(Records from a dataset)
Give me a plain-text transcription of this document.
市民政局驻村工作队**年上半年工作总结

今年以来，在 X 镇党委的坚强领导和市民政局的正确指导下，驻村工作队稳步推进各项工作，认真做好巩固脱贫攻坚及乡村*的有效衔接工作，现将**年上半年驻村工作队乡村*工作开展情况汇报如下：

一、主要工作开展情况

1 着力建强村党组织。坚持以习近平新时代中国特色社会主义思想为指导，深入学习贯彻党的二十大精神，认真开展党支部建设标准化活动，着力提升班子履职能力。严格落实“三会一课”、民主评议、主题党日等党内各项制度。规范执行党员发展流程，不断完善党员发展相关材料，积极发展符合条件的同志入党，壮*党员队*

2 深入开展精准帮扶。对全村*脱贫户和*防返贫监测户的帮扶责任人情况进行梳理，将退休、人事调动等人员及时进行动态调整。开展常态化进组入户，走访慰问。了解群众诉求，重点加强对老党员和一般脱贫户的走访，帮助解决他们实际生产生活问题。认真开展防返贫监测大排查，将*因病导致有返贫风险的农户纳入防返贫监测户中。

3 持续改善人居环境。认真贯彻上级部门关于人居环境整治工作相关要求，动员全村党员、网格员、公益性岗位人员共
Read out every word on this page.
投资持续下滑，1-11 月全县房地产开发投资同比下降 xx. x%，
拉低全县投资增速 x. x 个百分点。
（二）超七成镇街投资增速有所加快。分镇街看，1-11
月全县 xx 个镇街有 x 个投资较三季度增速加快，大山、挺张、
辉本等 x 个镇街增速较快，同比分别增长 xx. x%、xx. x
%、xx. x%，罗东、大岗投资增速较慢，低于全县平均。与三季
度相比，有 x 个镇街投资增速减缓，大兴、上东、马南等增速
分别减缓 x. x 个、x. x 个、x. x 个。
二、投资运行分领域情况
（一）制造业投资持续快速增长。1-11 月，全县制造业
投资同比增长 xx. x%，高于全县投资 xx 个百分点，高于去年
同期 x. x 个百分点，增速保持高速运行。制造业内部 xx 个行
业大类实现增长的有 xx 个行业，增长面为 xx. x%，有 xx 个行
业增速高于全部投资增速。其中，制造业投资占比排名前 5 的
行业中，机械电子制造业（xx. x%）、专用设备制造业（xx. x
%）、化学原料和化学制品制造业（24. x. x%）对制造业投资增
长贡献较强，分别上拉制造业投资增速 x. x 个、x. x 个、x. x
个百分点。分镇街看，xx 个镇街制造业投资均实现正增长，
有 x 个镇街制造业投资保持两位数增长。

- GIVEN PROBLEM
Of the lines in the entries, how many include the word "this"? State only the number.

- WRITTEN REPLY
2